Task to complete: The records below should be written out again, exactly.

-----

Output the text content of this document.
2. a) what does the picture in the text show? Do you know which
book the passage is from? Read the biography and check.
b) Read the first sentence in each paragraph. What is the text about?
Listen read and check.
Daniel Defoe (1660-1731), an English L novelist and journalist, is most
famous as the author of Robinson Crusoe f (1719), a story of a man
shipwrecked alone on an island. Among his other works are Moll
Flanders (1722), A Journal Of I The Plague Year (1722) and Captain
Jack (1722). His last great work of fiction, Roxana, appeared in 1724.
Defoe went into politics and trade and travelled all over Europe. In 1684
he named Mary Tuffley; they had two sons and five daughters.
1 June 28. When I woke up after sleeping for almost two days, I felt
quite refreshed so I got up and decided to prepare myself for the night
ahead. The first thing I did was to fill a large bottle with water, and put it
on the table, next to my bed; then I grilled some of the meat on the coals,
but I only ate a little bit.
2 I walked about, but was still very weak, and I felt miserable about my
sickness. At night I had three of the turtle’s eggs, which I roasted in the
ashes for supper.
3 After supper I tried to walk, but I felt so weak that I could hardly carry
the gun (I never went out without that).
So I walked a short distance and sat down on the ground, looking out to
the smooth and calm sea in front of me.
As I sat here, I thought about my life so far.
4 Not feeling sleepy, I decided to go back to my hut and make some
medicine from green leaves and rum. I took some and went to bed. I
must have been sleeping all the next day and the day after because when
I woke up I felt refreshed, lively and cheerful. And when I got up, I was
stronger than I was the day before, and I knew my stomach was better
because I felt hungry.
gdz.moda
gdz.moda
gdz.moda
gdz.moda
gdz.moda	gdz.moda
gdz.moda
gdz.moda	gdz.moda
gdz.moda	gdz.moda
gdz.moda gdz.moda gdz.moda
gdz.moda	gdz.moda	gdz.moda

-----

Answer to the problem:
Output the text content of this document.
2. a) what does the picture in the text show? Do you know which
book the passage is from? Read the biography and check.
b) Read the first sentence in each paragraph. What is the text about?
Listen read and check.
Daniel Defoe (1660-1731), an English L novelist and journalist, is most
famous as the author of Robinson Crusoe f (1719), a story of a man
shipwrecked alone on an island. Among his other works are Moll
Flanders (1722), A Journal Of I The Plague Year (1722) and Captain
Jack (1722). His last great work of fiction, Roxana, appeared in 1724.
Defoe went into politics and trade and travelled all over Europe. In 1684
he named Mary Tuffley; they had two sons and five daughters.
1 June 28. When I woke up after sleeping for almost two days, I felt
quite refreshed so I got up and decided to prepare myself for the night
ahead. The first thing I did was to fill a large bottle with water, and put it
on the table, next to my bed; then I grilled some of the meat on the coals,
but I only ate a little bit.
2 I walked about, but was still very weak, and I felt miserable about my
sickness. At night I had three of the turtle’s eggs, which I roasted in the
ashes for supper.
3 After supper I tried to walk, but I felt so weak that I could hardly carry
the gun (I never went out without that).
So I walked a short distance and sat down on the ground, looking out to
the smooth and calm sea in front of me.
As I sat here, I thought about my life so far.
4 Not feeling sleepy, I decided to go back to my hut and make some
medicine from green leaves and rum. I took some and went to bed. I
must have been sleeping all the next day and the day after because when
I woke up I felt refreshed, lively and cheerful. And when I got up, I was
stronger than I was the day before, and I knew my stomach was better
because I felt hungry.
gdz.moda
gdz.moda
gdz.moda
gdz.moda
gdz.moda	gdz.moda
gdz.moda
gdz.moda	gdz.moda
gdz.moda	gdz.moda
gdz.moda gdz.moda gdz.moda
gdz.moda	gdz.moda	gdz.moda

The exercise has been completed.